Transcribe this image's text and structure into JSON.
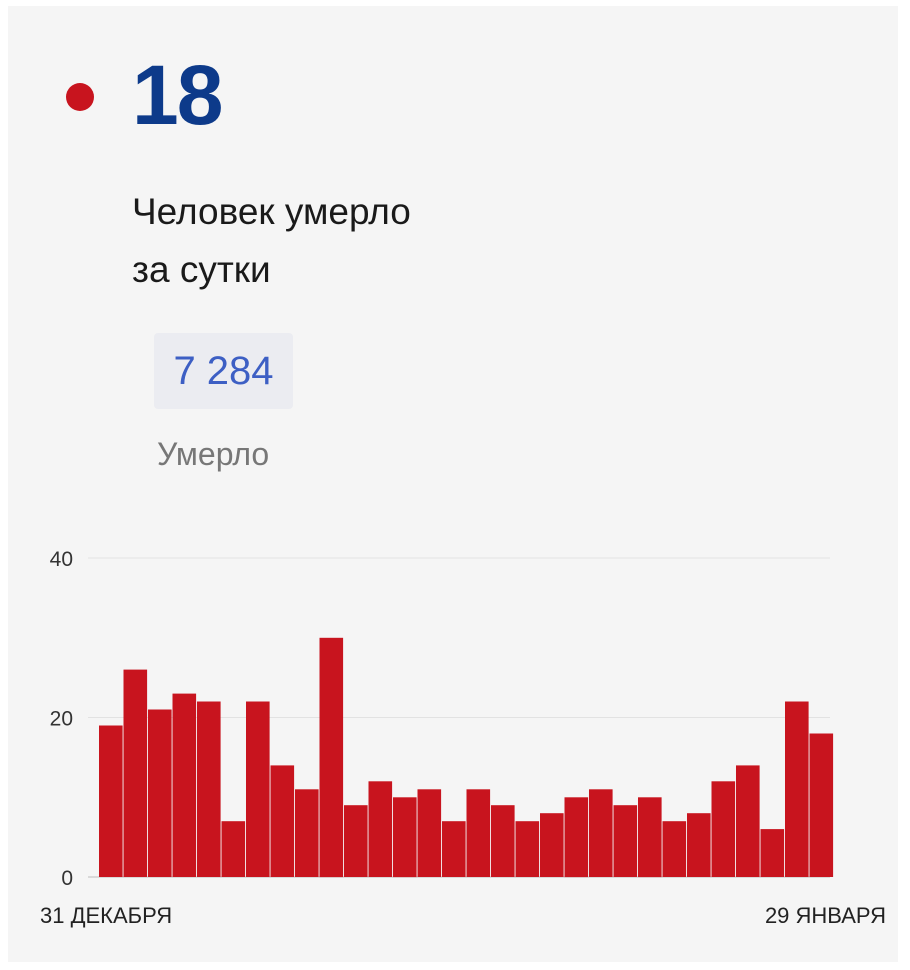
{
  "summary": {
    "daily_value": "18",
    "daily_label_line1": "Человек умерло",
    "daily_label_line2": "за сутки",
    "total_value": "7 284",
    "total_label": "Умерло"
  },
  "colors": {
    "dot": "#c8141e",
    "big_number": "#0d3a8a",
    "bar": "#c8141e",
    "total_value": "#3d5fc4"
  },
  "chart_data": {
    "type": "bar",
    "title": "",
    "xlabel": "",
    "ylabel": "",
    "ylim": [
      0,
      40
    ],
    "y_ticks": [
      0,
      20,
      40
    ],
    "grid": true,
    "x_labels_shown": [
      "31 ДЕКАБРЯ",
      "29 ЯНВАРЯ"
    ],
    "values": [
      19,
      26,
      21,
      23,
      22,
      7,
      22,
      14,
      11,
      30,
      9,
      12,
      10,
      11,
      7,
      11,
      9,
      7,
      8,
      10,
      11,
      9,
      10,
      7,
      8,
      12,
      14,
      6,
      22,
      18
    ]
  }
}
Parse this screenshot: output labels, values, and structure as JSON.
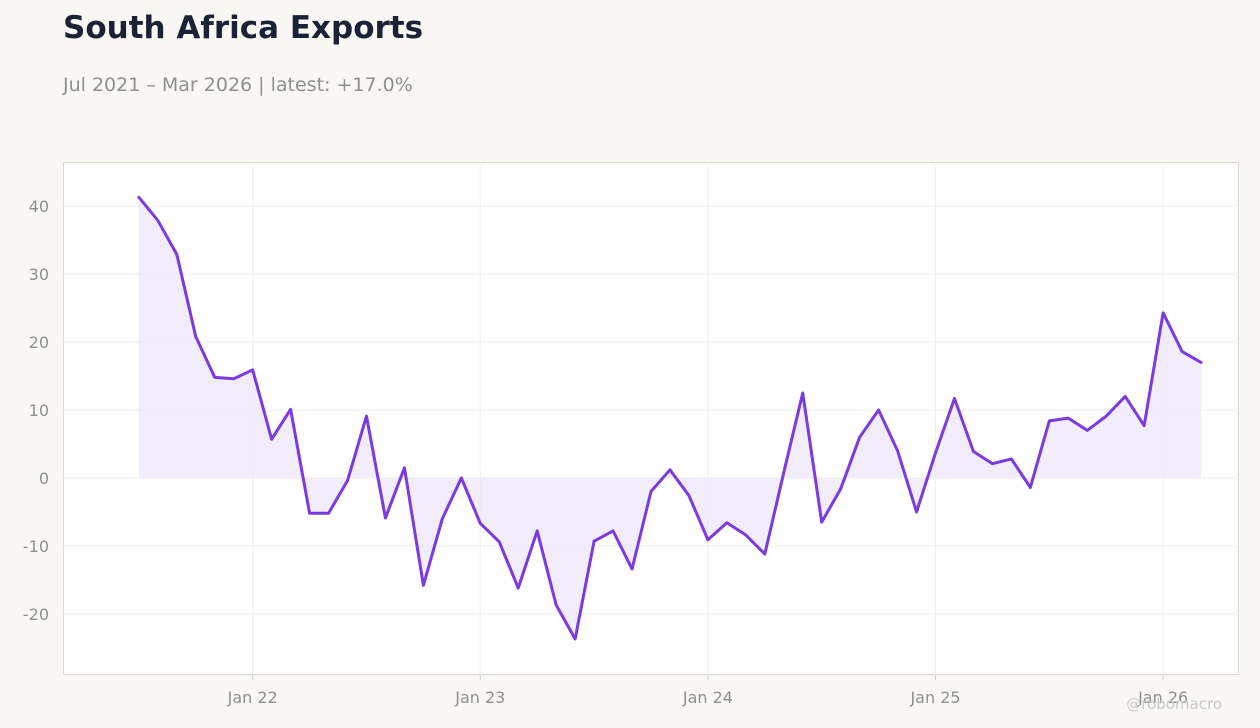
{
  "title": "South Africa Exports",
  "subtitle": "Jul 2021 – Mar 2026 | latest: +17.0%",
  "watermark": "@robomacro",
  "colors": {
    "line": "#7b3be2",
    "fill": "#ede6fb",
    "grid": "#efefef",
    "tick_text": "#8f8f8f",
    "plot_bg": "#ffffff",
    "plot_border": "#dddad2"
  },
  "chart_data": {
    "type": "area",
    "x_start": "2021-07",
    "x_frequency": "monthly",
    "ylim": [
      -29,
      46.5
    ],
    "xlim": [
      "2021-03",
      "2026-05"
    ],
    "grid": true,
    "legend": "none",
    "yticks": [
      -20,
      -10,
      0,
      10,
      20,
      30,
      40
    ],
    "xticks": [
      {
        "label": "Jan 22",
        "date": "2022-01"
      },
      {
        "label": "Jan 23",
        "date": "2023-01"
      },
      {
        "label": "Jan 24",
        "date": "2024-01"
      },
      {
        "label": "Jan 25",
        "date": "2025-01"
      },
      {
        "label": "Jan 26",
        "date": "2026-01"
      }
    ],
    "series": [
      {
        "values": [
          41.3,
          37.9,
          32.9,
          20.8,
          14.8,
          14.6,
          15.9,
          5.7,
          10.1,
          -5.2,
          -5.2,
          -0.4,
          9.1,
          -5.9,
          1.5,
          -15.8,
          -6.0,
          0.0,
          -6.7,
          -9.4,
          -16.2,
          -7.8,
          -18.7,
          -23.7,
          -9.3,
          -7.8,
          -13.4,
          -2.0,
          1.2,
          -2.6,
          -9.1,
          -6.6,
          -8.4,
          -11.2,
          0.8,
          12.5,
          -6.5,
          -1.6,
          6.0,
          10.0,
          4.0,
          -5.0,
          3.7,
          11.7,
          3.9,
          2.1,
          2.8,
          -1.4,
          8.4,
          8.8,
          7.0,
          9.1,
          12.0,
          7.7,
          24.3,
          18.6,
          17.0
        ]
      }
    ]
  }
}
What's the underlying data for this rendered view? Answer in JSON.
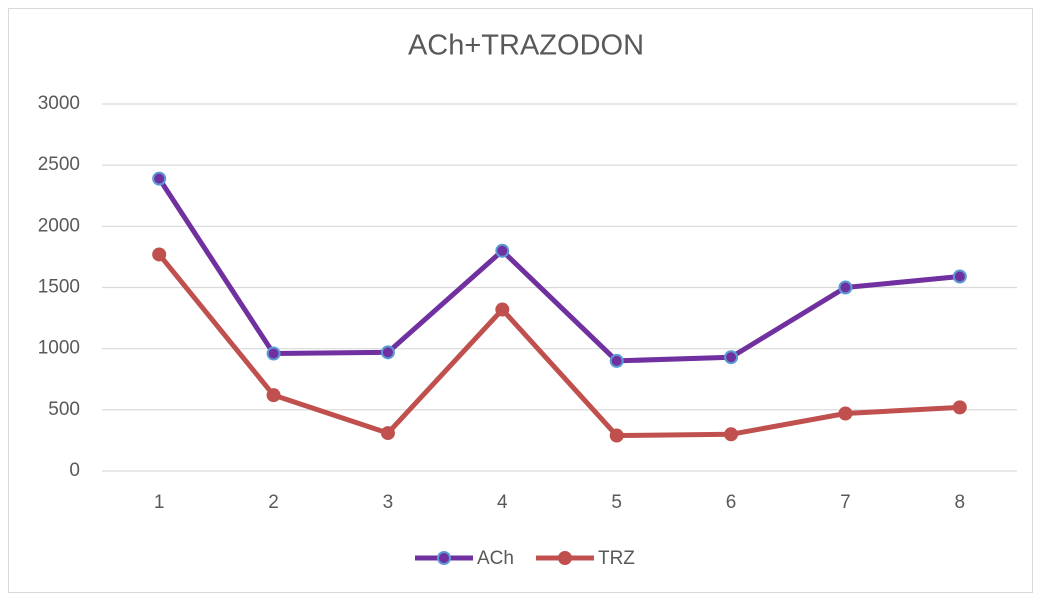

○ ○ ○ ○ ○

WORK TO DO:
Write the listing above out again exactly, dropping each image.

SOLUTION BELOW:
Transcribe this image's text and structure into JSON.
{
  "summary": {
    "daily_value": "18",
    "daily_label_line1": "Человек умерло",
    "daily_label_line2": "за сутки",
    "total_value": "7 284",
    "total_label": "Умерло"
  },
  "colors": {
    "dot": "#c8141e",
    "big_number": "#0d3a8a",
    "bar": "#c8141e",
    "total_value": "#3d5fc4"
  },
  "chart_data": {
    "type": "bar",
    "title": "",
    "xlabel": "",
    "ylabel": "",
    "ylim": [
      0,
      40
    ],
    "y_ticks": [
      0,
      20,
      40
    ],
    "grid": true,
    "x_labels_shown": [
      "31 ДЕКАБРЯ",
      "29 ЯНВАРЯ"
    ],
    "values": [
      19,
      26,
      21,
      23,
      22,
      7,
      22,
      14,
      11,
      30,
      9,
      12,
      10,
      11,
      7,
      11,
      9,
      7,
      8,
      10,
      11,
      9,
      10,
      7,
      8,
      12,
      14,
      6,
      22,
      18
    ]
  }
}
Parse this screenshot: output labels, values, and structure as JSON.
{
  "title": "South Africa Exports",
  "subtitle": "Jul 2021 – Mar 2026 | latest: +17.0%",
  "watermark": "@robomacro",
  "colors": {
    "line": "#7b3be2",
    "fill": "#ede6fb",
    "grid": "#efefef",
    "tick_text": "#8f8f8f",
    "plot_bg": "#ffffff",
    "plot_border": "#dddad2"
  },
  "chart_data": {
    "type": "area",
    "x_start": "2021-07",
    "x_frequency": "monthly",
    "ylim": [
      -29,
      46.5
    ],
    "xlim": [
      "2021-03",
      "2026-05"
    ],
    "grid": true,
    "legend": "none",
    "yticks": [
      -20,
      -10,
      0,
      10,
      20,
      30,
      40
    ],
    "xticks": [
      {
        "label": "Jan 22",
        "date": "2022-01"
      },
      {
        "label": "Jan 23",
        "date": "2023-01"
      },
      {
        "label": "Jan 24",
        "date": "2024-01"
      },
      {
        "label": "Jan 25",
        "date": "2025-01"
      },
      {
        "label": "Jan 26",
        "date": "2026-01"
      }
    ],
    "series": [
      {
        "values": [
          41.3,
          37.9,
          32.9,
          20.8,
          14.8,
          14.6,
          15.9,
          5.7,
          10.1,
          -5.2,
          -5.2,
          -0.4,
          9.1,
          -5.9,
          1.5,
          -15.8,
          -6.0,
          0.0,
          -6.7,
          -9.4,
          -16.2,
          -7.8,
          -18.7,
          -23.7,
          -9.3,
          -7.8,
          -13.4,
          -2.0,
          1.2,
          -2.6,
          -9.1,
          -6.6,
          -8.4,
          -11.2,
          0.8,
          12.5,
          -6.5,
          -1.6,
          6.0,
          10.0,
          4.0,
          -5.0,
          3.7,
          11.7,
          3.9,
          2.1,
          2.8,
          -1.4,
          8.4,
          8.8,
          7.0,
          9.1,
          12.0,
          7.7,
          24.3,
          18.6,
          17.0
        ]
      }
    ]
  }
}
What's the underlying data for this rendered view? Answer in JSON.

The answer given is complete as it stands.